=== YOUR TASK ===
Extract each line holding the word "share" from the entries.

=== DATASET CONTENT ===
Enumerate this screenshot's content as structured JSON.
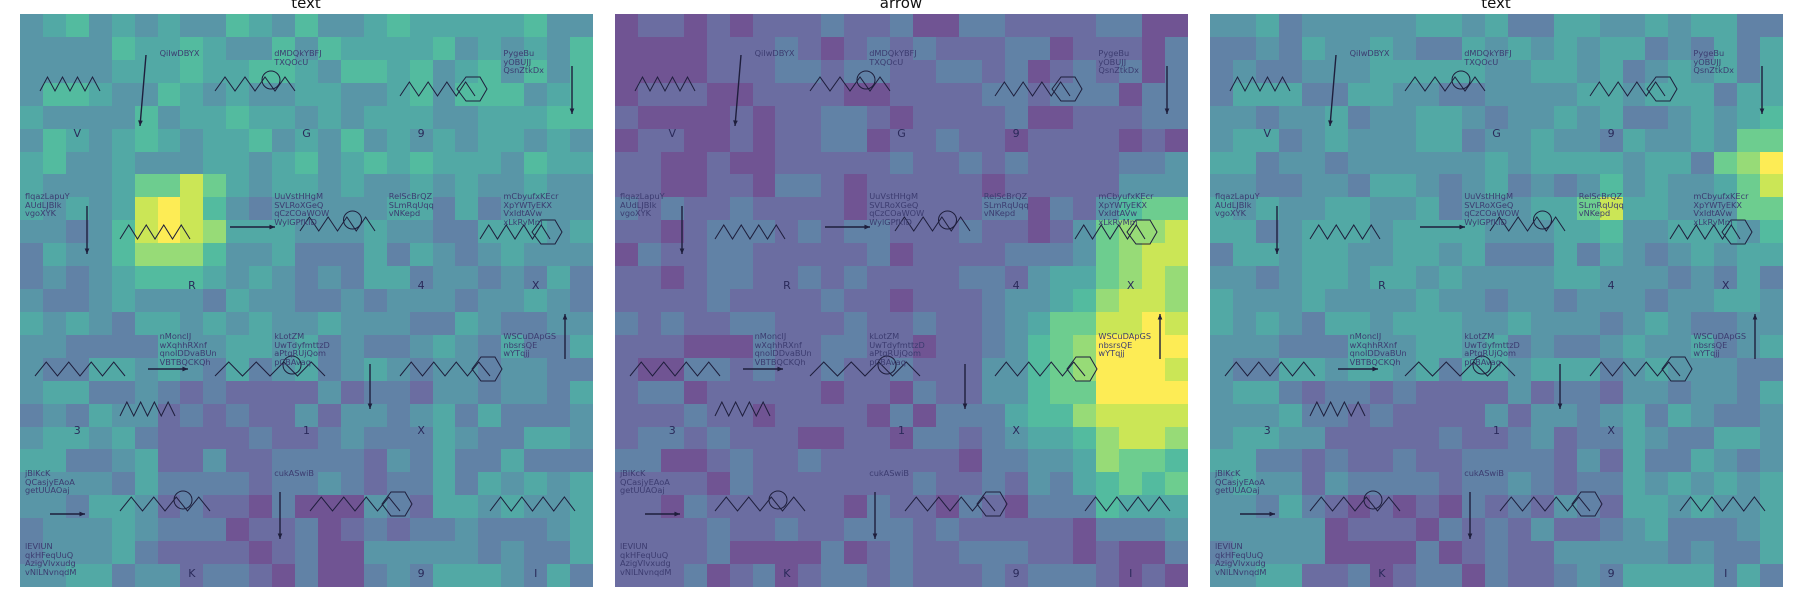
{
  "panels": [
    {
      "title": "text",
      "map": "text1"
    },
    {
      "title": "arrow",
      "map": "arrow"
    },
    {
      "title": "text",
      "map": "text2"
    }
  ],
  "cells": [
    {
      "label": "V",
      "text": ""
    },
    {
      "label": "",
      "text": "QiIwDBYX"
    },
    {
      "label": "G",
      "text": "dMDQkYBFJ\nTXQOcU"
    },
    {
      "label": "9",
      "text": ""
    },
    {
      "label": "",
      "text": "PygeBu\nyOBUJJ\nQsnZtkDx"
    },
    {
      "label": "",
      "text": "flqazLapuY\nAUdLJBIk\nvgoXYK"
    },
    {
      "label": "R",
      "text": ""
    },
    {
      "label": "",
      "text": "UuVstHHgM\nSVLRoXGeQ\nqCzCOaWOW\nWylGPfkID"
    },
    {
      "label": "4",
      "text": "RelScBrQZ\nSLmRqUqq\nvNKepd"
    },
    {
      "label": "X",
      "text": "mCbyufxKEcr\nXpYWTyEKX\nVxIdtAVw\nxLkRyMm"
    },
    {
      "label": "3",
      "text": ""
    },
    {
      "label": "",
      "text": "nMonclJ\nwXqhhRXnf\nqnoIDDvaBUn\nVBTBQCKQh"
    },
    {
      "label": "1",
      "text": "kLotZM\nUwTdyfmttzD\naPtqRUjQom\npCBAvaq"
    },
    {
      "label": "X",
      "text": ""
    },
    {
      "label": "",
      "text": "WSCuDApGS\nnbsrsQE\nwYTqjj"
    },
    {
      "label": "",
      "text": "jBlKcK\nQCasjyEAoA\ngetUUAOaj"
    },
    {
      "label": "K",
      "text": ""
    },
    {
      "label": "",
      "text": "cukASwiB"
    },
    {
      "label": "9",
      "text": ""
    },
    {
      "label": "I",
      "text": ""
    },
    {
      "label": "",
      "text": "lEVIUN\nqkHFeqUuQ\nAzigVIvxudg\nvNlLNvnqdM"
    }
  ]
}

==

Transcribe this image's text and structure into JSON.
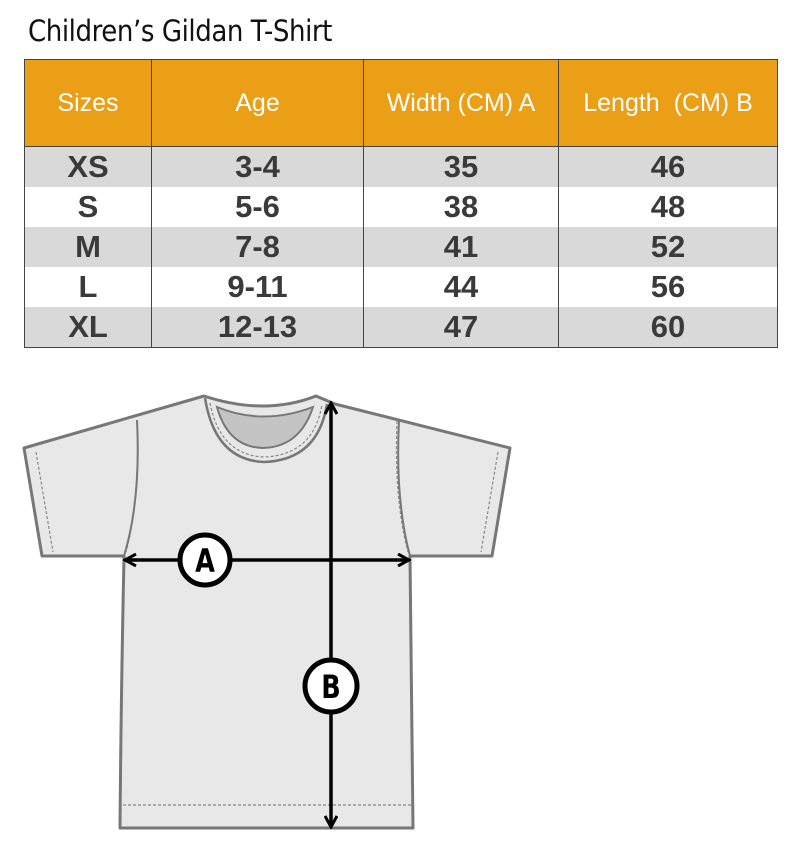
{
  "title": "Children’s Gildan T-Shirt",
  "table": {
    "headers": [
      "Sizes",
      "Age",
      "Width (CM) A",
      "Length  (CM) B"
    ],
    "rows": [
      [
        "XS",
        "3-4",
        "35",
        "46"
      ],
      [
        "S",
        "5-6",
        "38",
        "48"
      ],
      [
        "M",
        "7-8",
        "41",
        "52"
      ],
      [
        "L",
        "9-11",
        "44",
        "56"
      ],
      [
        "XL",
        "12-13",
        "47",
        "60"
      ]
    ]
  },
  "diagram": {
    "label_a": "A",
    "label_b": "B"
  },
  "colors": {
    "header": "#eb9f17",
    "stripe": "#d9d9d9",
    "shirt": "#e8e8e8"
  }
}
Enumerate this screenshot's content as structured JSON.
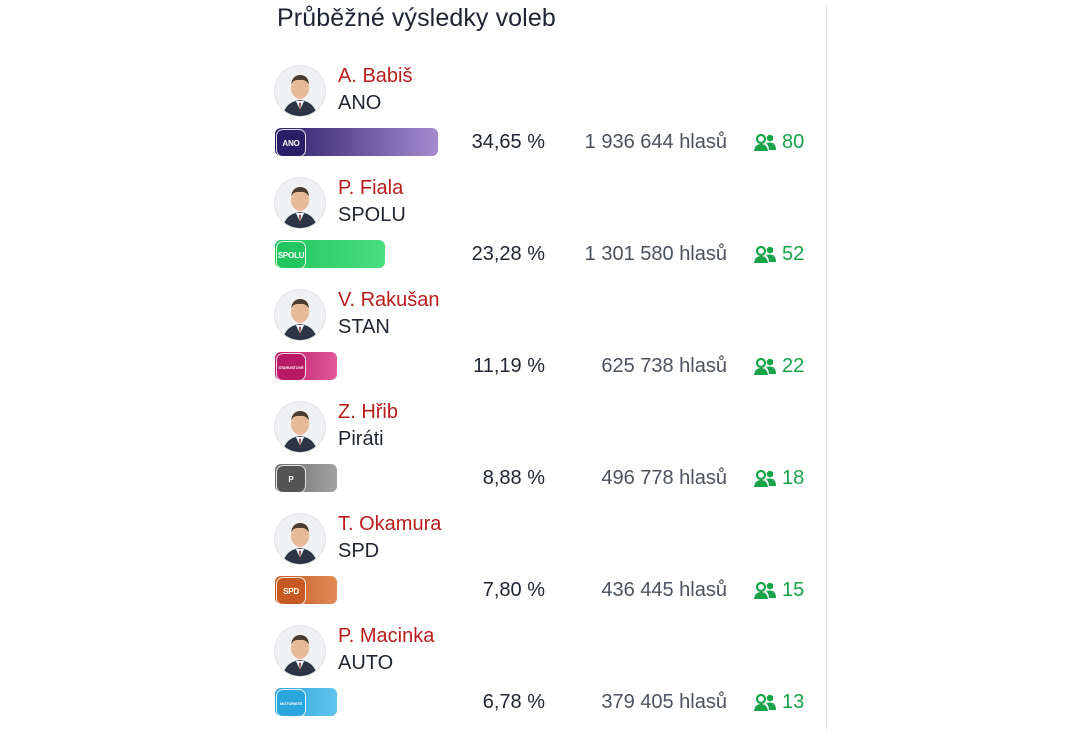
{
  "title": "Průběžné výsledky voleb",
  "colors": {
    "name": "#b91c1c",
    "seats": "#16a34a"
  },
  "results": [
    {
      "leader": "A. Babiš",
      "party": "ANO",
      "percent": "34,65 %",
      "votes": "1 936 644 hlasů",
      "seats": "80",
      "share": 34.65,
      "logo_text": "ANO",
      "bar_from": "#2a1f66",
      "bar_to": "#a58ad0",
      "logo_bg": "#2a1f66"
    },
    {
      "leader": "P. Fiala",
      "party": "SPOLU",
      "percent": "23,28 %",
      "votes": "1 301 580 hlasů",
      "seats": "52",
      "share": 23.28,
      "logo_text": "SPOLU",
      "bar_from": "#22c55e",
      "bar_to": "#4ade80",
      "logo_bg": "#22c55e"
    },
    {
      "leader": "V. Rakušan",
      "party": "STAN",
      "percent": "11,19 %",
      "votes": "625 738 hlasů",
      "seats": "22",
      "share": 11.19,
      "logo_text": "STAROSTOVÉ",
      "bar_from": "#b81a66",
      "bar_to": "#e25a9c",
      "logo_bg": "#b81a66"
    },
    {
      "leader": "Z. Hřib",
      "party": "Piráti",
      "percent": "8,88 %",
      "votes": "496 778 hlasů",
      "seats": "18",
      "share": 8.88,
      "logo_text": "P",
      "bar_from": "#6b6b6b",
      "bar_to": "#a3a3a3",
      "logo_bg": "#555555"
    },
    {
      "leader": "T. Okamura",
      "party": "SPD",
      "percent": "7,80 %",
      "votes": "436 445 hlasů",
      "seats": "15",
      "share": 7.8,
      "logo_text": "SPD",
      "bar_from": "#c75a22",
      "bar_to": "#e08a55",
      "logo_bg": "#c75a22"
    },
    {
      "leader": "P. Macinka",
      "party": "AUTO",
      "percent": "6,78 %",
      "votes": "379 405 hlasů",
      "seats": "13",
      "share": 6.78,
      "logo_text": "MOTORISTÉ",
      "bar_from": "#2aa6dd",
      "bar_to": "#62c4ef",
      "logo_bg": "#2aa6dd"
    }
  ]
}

...

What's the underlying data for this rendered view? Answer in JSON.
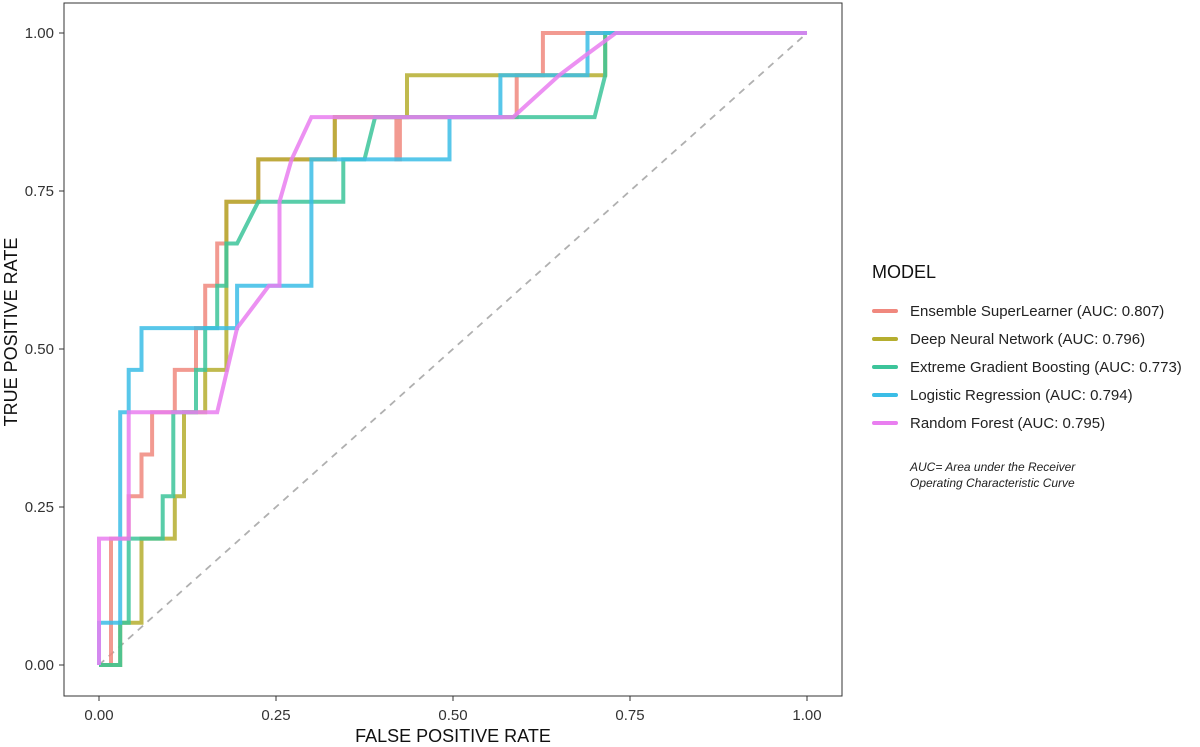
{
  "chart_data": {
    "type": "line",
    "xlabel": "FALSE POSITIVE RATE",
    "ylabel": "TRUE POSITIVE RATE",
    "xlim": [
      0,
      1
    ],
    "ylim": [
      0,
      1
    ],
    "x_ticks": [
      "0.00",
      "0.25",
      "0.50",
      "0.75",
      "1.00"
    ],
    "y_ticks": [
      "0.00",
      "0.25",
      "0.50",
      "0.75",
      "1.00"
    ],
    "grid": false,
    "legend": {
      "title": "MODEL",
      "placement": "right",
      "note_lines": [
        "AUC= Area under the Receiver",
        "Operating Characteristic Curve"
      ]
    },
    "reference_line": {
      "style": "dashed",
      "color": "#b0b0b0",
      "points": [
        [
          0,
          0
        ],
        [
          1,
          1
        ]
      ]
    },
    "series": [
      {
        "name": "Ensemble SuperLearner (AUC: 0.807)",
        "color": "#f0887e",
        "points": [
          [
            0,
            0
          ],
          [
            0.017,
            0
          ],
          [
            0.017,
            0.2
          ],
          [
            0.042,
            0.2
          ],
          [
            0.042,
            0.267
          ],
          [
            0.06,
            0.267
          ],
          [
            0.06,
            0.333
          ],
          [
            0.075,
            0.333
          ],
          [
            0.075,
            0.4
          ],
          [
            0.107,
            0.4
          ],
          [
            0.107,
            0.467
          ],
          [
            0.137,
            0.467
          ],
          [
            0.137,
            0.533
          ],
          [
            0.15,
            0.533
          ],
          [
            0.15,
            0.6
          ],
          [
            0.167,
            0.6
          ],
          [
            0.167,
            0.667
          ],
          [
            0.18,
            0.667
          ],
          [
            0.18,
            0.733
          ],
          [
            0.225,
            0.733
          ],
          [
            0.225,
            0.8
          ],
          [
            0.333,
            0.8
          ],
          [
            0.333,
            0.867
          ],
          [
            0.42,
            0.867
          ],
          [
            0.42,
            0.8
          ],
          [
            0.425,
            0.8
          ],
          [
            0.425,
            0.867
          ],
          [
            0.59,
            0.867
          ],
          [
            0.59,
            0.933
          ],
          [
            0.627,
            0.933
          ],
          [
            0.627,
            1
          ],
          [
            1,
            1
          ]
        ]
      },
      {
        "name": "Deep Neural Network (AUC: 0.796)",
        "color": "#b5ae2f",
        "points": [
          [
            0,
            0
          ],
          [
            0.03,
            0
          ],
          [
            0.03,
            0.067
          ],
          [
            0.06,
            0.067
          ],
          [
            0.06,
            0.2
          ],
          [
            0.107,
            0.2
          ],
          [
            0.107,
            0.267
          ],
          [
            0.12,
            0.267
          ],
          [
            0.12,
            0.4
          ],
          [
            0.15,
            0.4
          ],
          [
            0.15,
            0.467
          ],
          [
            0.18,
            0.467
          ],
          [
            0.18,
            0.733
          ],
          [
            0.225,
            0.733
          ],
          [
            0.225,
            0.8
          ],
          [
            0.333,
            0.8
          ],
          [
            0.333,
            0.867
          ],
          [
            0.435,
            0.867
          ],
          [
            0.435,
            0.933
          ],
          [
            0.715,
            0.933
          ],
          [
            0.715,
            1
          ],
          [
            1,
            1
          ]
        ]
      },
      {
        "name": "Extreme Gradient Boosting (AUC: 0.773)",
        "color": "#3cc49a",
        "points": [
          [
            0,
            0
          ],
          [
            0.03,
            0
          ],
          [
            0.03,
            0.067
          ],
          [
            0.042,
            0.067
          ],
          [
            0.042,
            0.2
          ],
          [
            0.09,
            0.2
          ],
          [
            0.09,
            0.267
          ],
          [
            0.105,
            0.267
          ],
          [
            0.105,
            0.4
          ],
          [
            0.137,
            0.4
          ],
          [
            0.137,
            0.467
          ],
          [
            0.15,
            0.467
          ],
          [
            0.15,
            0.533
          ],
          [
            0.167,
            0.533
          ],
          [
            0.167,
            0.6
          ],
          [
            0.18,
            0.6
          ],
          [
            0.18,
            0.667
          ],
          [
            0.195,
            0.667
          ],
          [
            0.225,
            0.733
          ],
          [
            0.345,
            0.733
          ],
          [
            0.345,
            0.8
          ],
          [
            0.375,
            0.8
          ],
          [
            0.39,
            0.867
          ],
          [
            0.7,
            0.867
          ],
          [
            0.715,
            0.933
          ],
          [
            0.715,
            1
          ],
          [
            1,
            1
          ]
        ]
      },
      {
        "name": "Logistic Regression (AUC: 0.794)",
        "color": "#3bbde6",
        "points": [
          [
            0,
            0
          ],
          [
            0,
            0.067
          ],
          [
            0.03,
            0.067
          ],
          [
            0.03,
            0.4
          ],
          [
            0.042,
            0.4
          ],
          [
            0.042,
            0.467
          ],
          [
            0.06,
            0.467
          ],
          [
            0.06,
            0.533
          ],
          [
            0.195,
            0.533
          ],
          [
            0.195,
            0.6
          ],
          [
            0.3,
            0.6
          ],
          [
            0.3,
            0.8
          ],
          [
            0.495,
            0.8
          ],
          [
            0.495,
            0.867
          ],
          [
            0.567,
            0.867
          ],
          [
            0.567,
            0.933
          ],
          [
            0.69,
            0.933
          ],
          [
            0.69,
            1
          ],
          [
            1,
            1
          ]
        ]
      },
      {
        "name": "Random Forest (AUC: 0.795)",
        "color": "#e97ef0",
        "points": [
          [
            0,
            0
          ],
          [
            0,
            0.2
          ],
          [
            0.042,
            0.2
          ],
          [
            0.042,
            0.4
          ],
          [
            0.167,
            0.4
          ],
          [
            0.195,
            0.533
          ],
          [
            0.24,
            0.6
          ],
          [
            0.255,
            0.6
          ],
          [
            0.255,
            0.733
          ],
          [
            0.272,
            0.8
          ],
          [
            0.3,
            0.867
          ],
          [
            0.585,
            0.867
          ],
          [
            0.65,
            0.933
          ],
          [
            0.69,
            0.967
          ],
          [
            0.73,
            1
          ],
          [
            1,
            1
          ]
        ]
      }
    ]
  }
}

=== COMPLETE OUTPUT ===
      "share": 34.65,
      "share": 23.28,
      "share": 11.19,
      "share": 8.88,
      "share": 7.8,
      "share": 6.78,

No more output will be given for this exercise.